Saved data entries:
====
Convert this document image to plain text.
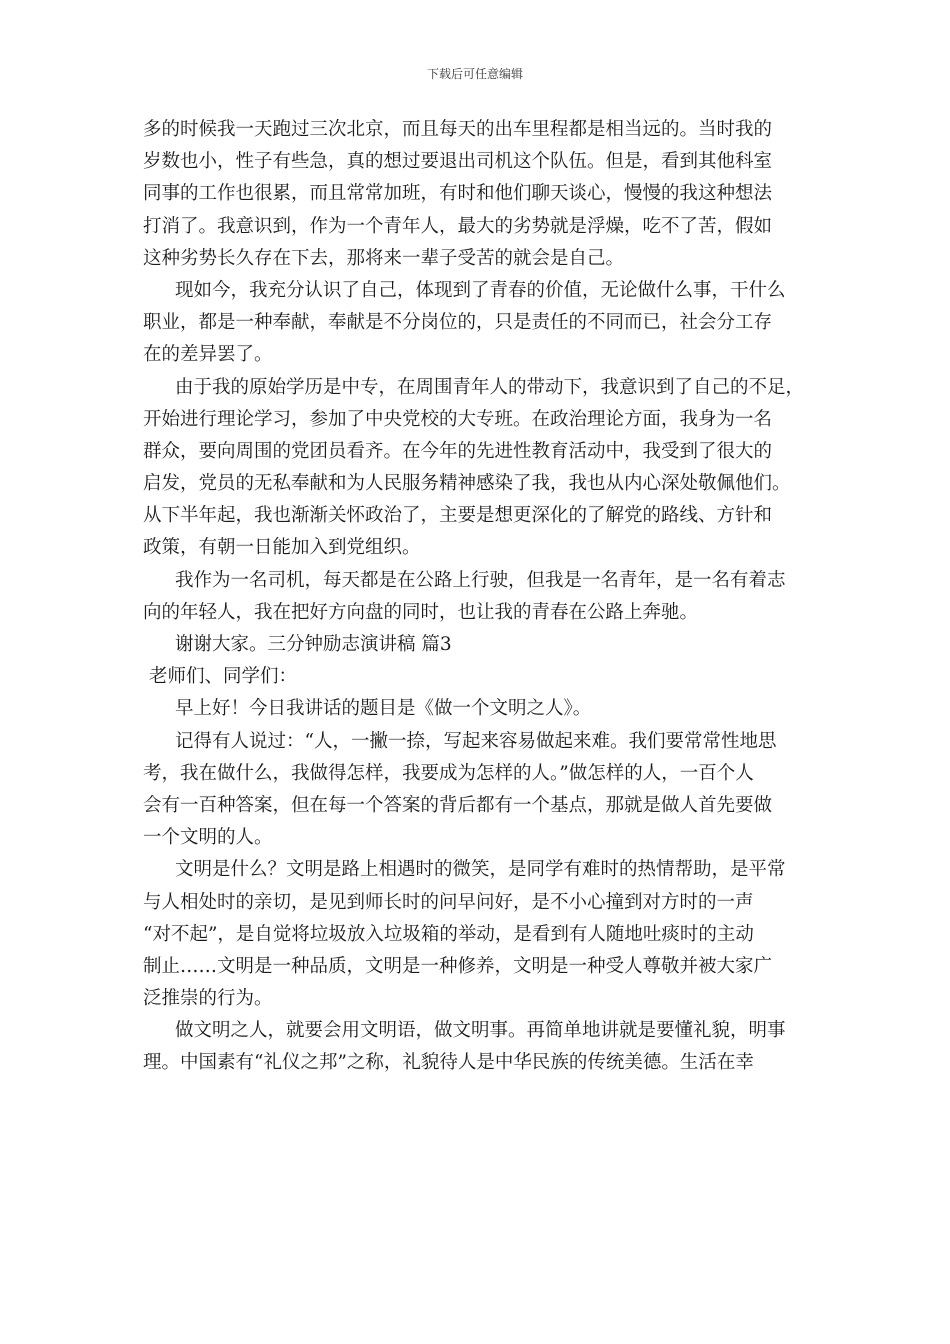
下载后可任意编辑
多的时候我一天跑过三次北京，而且每天的出车里程都是相当远的。当时我的
岁数也小，性子有些急，真的想过要退出司机这个队伍。但是，看到其他科室
同事的工作也很累，而且常常加班，有时和他们聊天谈心，慢慢的我这种想法
打消了。我意识到，作为一个青年人，最大的劣势就是浮燥，吃不了苦，假如
这种劣势长久存在下去，那将来一辈子受苦的就会是自己。
现如今，我充分认识了自己，体现到了青春的价值，无论做什么事，干什么
职业，都是一种奉献，奉献是不分岗位的，只是责任的不同而已，社会分工存
在的差异罢了。
由于我的原始学历是中专，在周围青年人的带动下，我意识到了自己的不足，
开始进行理论学习，参加了中央党校的大专班。在政治理论方面，我身为一名
群众，要向周围的党团员看齐。在今年的先进性教育活动中，我受到了很大的
启发，党员的无私奉献和为人民服务精神感染了我，我也从内心深处敬佩他们。
从下半年起，我也渐渐关怀政治了，主要是想更深化的了解党的路线、方针和
政策，有朝一日能加入到党组织。
我作为一名司机，每天都是在公路上行驶，但我是一名青年，是一名有着志
向的年轻人，我在把好方向盘的同时，也让我的青春在公路上奔驰。
谢谢大家。三分钟励志演讲稿 篇3
老师们、同学们：
早上好！今日我讲话的题目是《做一个文明之人》。
记得有人说过：“人，一撇一捺，写起来容易做起来难。我们要常常性地思
考，我在做什么，我做得怎样，我要成为怎样的人。”做怎样的人，一百个人
会有一百种答案，但在每一个答案的背后都有一个基点，那就是做人首先要做
一个文明的人。
文明是什么？文明是路上相遇时的微笑，是同学有难时的热情帮助，是平常
与人相处时的亲切，是见到师长时的问早问好，是不小心撞到对方时的一声
“对不起”，是自觉将垃圾放入垃圾箱的举动，是看到有人随地吐痰时的主动
制止……文明是一种品质，文明是一种修养，文明是一种受人尊敬并被大家广
泛推崇的行为。
做文明之人，就要会用文明语，做文明事。再简单地讲就是要懂礼貌，明事
理。中国素有“礼仪之邦”之称，礼貌待人是中华民族的传统美德。生活在幸
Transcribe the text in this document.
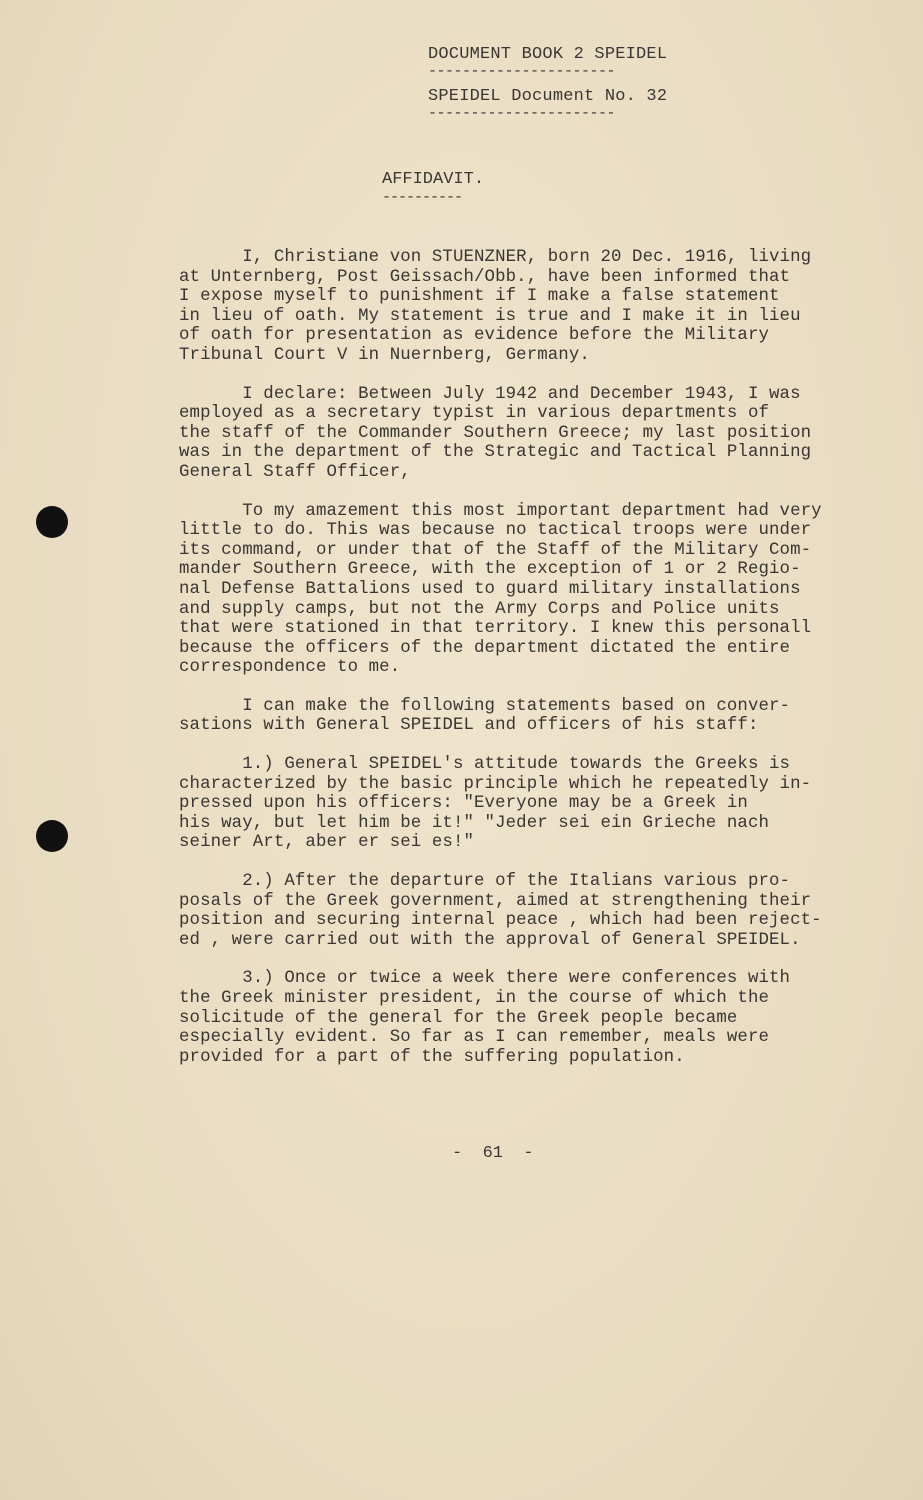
DOCUMENT BOOK 2 SPEIDEL
----------------------
SPEIDEL Document No. 32
----------------------
AFFIDAVIT.
----------
I, Christiane von STUENZNER, born 20 Dec. 1916, living
at Unternberg, Post Geissach/Obb., have been informed that
I expose myself to punishment if I make a false statement
in lieu of oath. My statement is true and I make it in lieu
of oath for presentation as evidence before the Military
Tribunal Court V in Nuernberg, Germany.
I declare: Between July 1942 and December 1943, I was
employed as a secretary typist in various departments of
the staff of the Commander Southern Greece; my last position
was in the department of the Strategic and Tactical Planning
General Staff Officer,
To my amazement this most important department had very
little to do. This was because no tactical troops were under
its command, or under that of the Staff of the Military Com-
mander Southern Greece, with the exception of 1 or 2 Regio-
nal Defense Battalions used to guard military installations
and supply camps, but not the Army Corps and Police units
that were stationed in that territory. I knew this personall
because the officers of the department dictated the entire
correspondence to me.
I can make the following statements based on conver-
sations with General SPEIDEL and officers of his staff:
1.) General SPEIDEL's attitude towards the Greeks is
characterized by the basic principle which he repeatedly in-
pressed upon his officers: "Everyone may be a Greek in
his way, but let him be it!" "Jeder sei ein Grieche nach
seiner Art, aber er sei es!"
2.) After the departure of the Italians various pro-
posals of the Greek government, aimed at strengthening their
position and securing internal peace , which had been reject-
ed , were carried out with the approval of General SPEIDEL.
3.) Once or twice a week there were conferences with
the Greek minister president, in the course of which the
solicitude of the general for the Greek people became
especially evident. So far as I can remember, meals were
provided for a part of the suffering population.
-  61  -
====
WRITTEN INSTRUCTION ->
Every record is to be reproduced exactly, with no pictures included.

EXERCISE RESPONSE ->
Convert this document image to plain text.
下载后可任意编辑
多的时候我一天跑过三次北京，而且每天的出车里程都是相当远的。当时我的
岁数也小，性子有些急，真的想过要退出司机这个队伍。但是，看到其他科室
同事的工作也很累，而且常常加班，有时和他们聊天谈心，慢慢的我这种想法
打消了。我意识到，作为一个青年人，最大的劣势就是浮燥，吃不了苦，假如
这种劣势长久存在下去，那将来一辈子受苦的就会是自己。
现如今，我充分认识了自己，体现到了青春的价值，无论做什么事，干什么
职业，都是一种奉献，奉献是不分岗位的，只是责任的不同而已，社会分工存
在的差异罢了。
由于我的原始学历是中专，在周围青年人的带动下，我意识到了自己的不足，
开始进行理论学习，参加了中央党校的大专班。在政治理论方面，我身为一名
群众，要向周围的党团员看齐。在今年的先进性教育活动中，我受到了很大的
启发，党员的无私奉献和为人民服务精神感染了我，我也从内心深处敬佩他们。
从下半年起，我也渐渐关怀政治了，主要是想更深化的了解党的路线、方针和
政策，有朝一日能加入到党组织。
我作为一名司机，每天都是在公路上行驶，但我是一名青年，是一名有着志
向的年轻人，我在把好方向盘的同时，也让我的青春在公路上奔驰。
谢谢大家。三分钟励志演讲稿 篇3
老师们、同学们：
早上好！今日我讲话的题目是《做一个文明之人》。
记得有人说过：“人，一撇一捺，写起来容易做起来难。我们要常常性地思
考，我在做什么，我做得怎样，我要成为怎样的人。”做怎样的人，一百个人
会有一百种答案，但在每一个答案的背后都有一个基点，那就是做人首先要做
一个文明的人。
文明是什么？文明是路上相遇时的微笑，是同学有难时的热情帮助，是平常
与人相处时的亲切，是见到师长时的问早问好，是不小心撞到对方时的一声
“对不起”，是自觉将垃圾放入垃圾箱的举动，是看到有人随地吐痰时的主动
制止……文明是一种品质，文明是一种修养，文明是一种受人尊敬并被大家广
泛推崇的行为。
做文明之人，就要会用文明语，做文明事。再简单地讲就是要懂礼貌，明事
理。中国素有“礼仪之邦”之称，礼貌待人是中华民族的传统美德。生活在幸
Transcribe the text in this document.
DOCUMENT BOOK 2 SPEIDEL
----------------------
SPEIDEL Document No. 32
----------------------
AFFIDAVIT.
----------
I, Christiane von STUENZNER, born 20 Dec. 1916, living
at Unternberg, Post Geissach/Obb., have been informed that
I expose myself to punishment if I make a false statement
in lieu of oath. My statement is true and I make it in lieu
of oath for presentation as evidence before the Military
Tribunal Court V in Nuernberg, Germany.
I declare: Between July 1942 and December 1943, I was
employed as a secretary typist in various departments of
the staff of the Commander Southern Greece; my last position
was in the department of the Strategic and Tactical Planning
General Staff Officer,
To my amazement this most important department had very
little to do. This was because no tactical troops were under
its command, or under that of the Staff of the Military Com-
mander Southern Greece, with the exception of 1 or 2 Regio-
nal Defense Battalions used to guard military installations
and supply camps, but not the Army Corps and Police units
that were stationed in that territory. I knew this personall
because the officers of the department dictated the entire
correspondence to me.
I can make the following statements based on conver-
sations with General SPEIDEL and officers of his staff:
1.) General SPEIDEL's attitude towards the Greeks is
characterized by the basic principle which he repeatedly in-
pressed upon his officers: "Everyone may be a Greek in
his way, but let him be it!" "Jeder sei ein Grieche nach
seiner Art, aber er sei es!"
2.) After the departure of the Italians various pro-
posals of the Greek government, aimed at strengthening their
position and securing internal peace , which had been reject-
ed , were carried out with the approval of General SPEIDEL.
3.) Once or twice a week there were conferences with
the Greek minister president, in the course of which the
solicitude of the general for the Greek people became
especially evident. So far as I can remember, meals were
provided for a part of the suffering population.
-  61  -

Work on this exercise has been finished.